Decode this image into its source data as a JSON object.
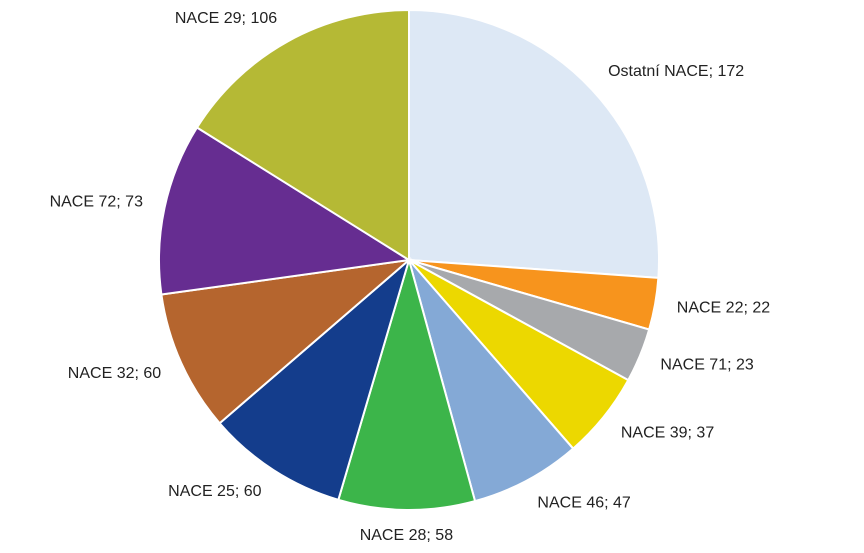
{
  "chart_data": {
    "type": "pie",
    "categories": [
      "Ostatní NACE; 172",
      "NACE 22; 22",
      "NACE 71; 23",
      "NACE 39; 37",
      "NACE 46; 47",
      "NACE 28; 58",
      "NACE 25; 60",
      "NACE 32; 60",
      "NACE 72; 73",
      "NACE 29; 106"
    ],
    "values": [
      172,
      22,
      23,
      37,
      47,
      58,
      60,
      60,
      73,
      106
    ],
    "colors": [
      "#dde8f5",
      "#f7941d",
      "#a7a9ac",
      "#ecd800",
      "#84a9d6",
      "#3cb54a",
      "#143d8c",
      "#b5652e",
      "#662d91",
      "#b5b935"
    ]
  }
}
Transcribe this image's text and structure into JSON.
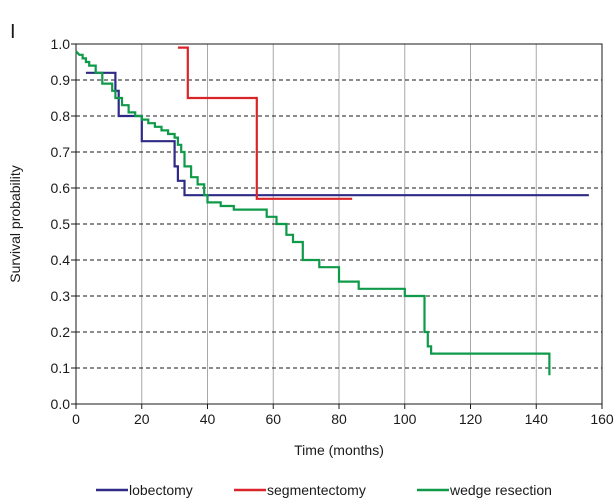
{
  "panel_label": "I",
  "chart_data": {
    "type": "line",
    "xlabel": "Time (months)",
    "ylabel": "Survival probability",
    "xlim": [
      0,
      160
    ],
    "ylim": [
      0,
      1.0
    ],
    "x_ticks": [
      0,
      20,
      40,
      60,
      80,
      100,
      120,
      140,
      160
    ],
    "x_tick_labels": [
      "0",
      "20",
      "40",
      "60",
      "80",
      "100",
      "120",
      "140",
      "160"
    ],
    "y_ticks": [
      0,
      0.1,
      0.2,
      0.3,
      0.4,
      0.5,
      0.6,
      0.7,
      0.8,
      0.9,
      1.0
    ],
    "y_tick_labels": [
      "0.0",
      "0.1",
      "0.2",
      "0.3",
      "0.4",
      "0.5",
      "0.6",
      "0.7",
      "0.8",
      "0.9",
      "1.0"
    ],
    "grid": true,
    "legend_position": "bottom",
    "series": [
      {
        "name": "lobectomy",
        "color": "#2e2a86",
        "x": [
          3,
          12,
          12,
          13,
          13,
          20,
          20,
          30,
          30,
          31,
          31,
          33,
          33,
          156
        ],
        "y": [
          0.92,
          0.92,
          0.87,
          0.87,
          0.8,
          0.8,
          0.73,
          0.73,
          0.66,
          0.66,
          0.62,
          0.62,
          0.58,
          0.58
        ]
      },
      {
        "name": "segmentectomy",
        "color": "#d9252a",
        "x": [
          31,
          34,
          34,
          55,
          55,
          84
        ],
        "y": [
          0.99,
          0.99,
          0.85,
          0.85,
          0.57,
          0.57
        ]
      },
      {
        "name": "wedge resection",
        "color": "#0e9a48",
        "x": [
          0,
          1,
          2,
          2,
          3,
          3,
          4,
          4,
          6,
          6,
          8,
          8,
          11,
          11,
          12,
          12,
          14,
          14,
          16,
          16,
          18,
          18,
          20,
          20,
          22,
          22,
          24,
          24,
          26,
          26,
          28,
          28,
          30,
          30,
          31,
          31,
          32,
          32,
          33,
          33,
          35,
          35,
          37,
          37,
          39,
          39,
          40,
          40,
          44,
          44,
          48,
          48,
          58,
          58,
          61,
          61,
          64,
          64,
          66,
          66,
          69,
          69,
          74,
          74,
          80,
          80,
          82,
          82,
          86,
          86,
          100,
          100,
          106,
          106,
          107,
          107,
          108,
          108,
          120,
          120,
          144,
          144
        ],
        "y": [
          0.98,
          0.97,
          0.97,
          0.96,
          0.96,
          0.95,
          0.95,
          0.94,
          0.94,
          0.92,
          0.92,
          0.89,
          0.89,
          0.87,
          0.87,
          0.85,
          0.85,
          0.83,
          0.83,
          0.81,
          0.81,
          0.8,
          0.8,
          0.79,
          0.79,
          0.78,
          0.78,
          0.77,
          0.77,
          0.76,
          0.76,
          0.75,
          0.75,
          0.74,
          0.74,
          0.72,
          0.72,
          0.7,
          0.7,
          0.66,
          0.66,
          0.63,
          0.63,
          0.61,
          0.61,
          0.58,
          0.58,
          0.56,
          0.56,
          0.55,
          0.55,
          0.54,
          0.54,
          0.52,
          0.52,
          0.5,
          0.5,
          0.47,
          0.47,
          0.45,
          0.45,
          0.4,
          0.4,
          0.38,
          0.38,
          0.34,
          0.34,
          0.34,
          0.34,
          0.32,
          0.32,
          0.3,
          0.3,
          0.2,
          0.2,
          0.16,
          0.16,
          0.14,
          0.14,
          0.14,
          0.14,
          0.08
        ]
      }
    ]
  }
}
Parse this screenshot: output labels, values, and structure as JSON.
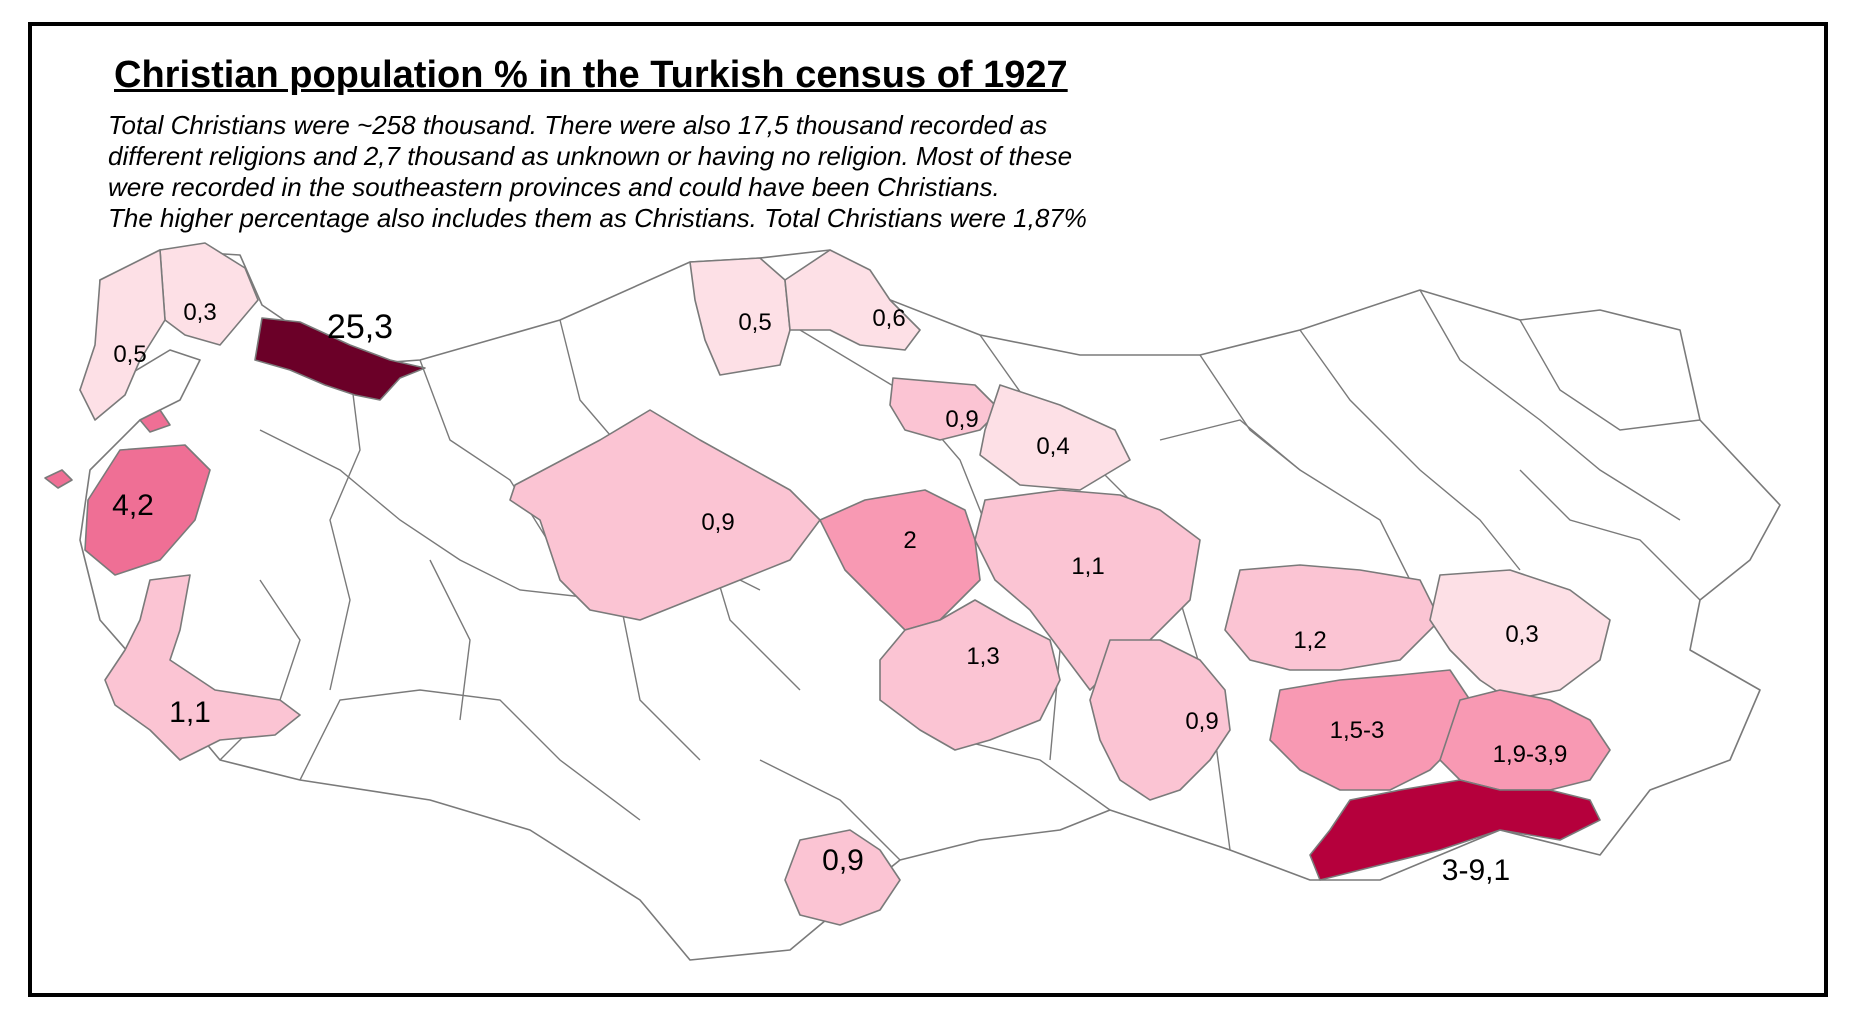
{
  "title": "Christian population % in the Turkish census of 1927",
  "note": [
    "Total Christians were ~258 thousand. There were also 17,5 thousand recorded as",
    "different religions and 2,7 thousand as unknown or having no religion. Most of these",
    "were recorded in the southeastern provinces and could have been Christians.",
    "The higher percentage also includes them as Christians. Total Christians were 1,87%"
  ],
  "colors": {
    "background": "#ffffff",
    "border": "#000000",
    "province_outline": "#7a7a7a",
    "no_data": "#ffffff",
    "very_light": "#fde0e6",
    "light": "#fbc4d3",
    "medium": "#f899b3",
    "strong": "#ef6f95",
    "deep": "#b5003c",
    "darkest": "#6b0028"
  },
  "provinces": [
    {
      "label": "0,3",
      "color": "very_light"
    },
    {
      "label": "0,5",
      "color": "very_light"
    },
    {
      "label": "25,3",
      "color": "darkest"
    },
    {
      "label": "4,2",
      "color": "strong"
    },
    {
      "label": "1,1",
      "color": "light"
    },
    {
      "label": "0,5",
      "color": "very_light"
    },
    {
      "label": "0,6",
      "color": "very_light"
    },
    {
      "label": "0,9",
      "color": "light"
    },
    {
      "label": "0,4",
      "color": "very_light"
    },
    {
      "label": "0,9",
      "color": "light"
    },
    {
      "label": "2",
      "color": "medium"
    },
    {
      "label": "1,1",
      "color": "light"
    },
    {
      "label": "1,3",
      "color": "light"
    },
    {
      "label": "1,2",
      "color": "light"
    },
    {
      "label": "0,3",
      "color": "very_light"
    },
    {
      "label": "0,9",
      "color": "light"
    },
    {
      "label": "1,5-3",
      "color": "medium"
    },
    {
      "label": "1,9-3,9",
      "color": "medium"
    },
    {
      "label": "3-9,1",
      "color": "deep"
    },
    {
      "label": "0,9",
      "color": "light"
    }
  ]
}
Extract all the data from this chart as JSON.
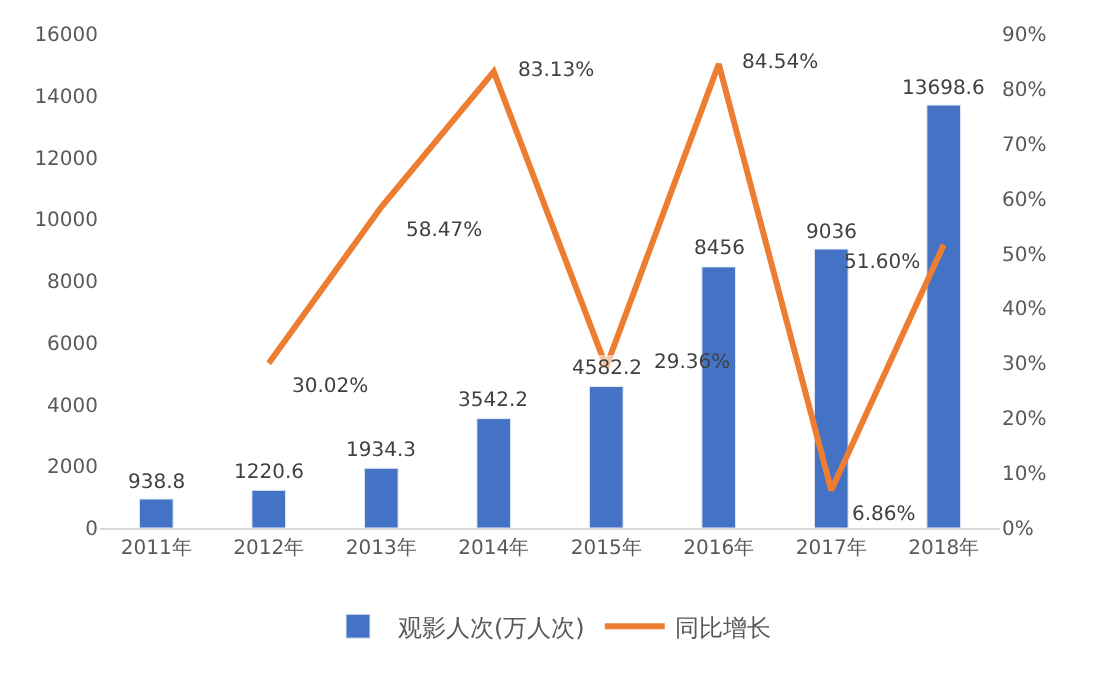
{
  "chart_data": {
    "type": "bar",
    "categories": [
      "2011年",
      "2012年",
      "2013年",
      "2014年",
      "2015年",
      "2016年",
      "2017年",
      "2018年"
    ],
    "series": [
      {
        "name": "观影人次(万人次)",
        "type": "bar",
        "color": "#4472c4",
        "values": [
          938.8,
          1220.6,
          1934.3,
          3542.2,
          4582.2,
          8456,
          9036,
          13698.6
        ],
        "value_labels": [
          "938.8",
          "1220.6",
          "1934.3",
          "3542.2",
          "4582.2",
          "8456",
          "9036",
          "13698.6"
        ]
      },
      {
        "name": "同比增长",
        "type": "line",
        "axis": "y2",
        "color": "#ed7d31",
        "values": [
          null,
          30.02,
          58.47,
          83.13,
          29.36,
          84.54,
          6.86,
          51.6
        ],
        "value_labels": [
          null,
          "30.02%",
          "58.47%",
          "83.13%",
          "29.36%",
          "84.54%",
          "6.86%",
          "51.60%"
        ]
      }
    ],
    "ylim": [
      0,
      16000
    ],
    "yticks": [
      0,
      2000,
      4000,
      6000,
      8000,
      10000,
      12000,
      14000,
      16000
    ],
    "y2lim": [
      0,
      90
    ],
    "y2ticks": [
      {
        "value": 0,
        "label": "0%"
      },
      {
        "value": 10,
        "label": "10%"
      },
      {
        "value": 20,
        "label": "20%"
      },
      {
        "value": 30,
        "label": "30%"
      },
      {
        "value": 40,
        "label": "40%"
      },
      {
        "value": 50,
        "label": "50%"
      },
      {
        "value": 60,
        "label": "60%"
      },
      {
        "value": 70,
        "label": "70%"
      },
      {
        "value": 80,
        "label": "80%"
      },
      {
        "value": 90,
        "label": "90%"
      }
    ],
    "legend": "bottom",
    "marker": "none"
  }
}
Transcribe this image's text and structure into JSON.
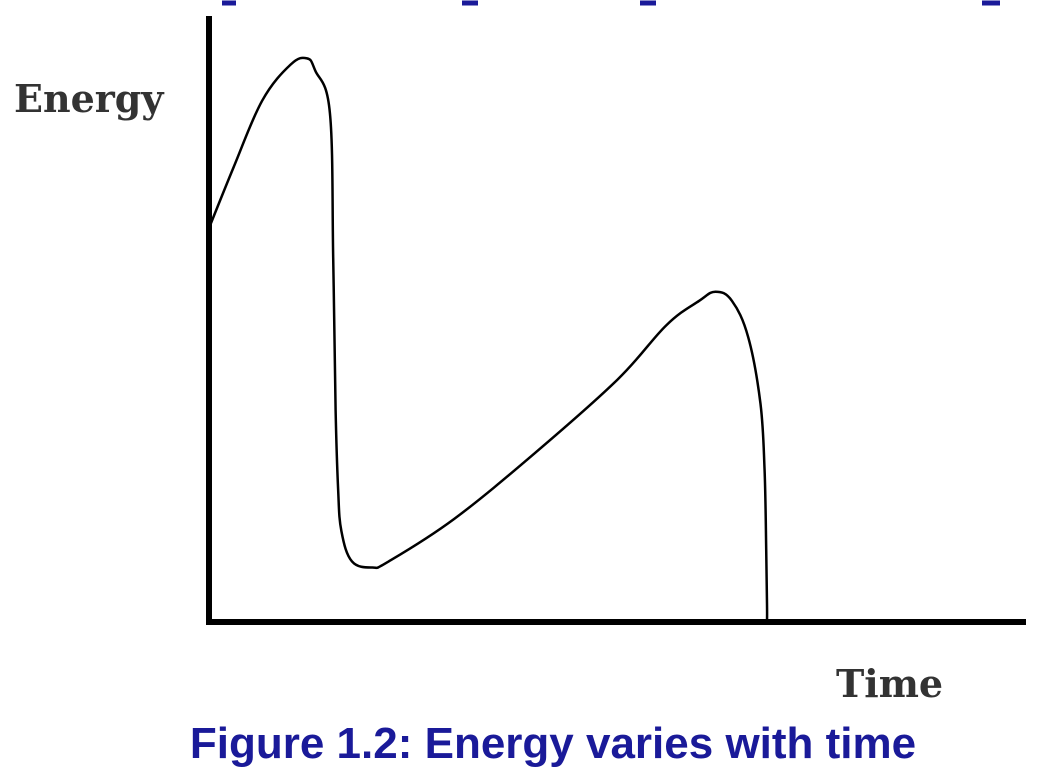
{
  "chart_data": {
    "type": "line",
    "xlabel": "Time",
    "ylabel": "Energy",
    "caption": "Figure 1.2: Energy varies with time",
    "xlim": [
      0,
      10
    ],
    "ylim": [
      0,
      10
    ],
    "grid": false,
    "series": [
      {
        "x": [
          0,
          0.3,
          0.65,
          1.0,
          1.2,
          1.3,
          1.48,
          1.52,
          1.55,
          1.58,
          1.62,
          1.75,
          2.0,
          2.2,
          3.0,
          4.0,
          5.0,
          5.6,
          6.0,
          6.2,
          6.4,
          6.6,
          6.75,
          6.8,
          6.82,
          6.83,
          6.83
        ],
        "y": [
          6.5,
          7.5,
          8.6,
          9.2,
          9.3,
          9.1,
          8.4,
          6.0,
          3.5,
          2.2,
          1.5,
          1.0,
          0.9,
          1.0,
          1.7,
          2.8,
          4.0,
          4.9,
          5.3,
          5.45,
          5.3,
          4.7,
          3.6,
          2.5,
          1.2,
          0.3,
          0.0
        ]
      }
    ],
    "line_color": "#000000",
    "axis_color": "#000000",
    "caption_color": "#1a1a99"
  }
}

**Directions for this task:**
Lines containing the word "recorded" must all be returned from the material above.

**Exercise solution:**
    "Total Christians were ~258 thousand. There were also 17,5 thousand recorded as",
    "were recorded in the southeastern provinces and could have been Christians.",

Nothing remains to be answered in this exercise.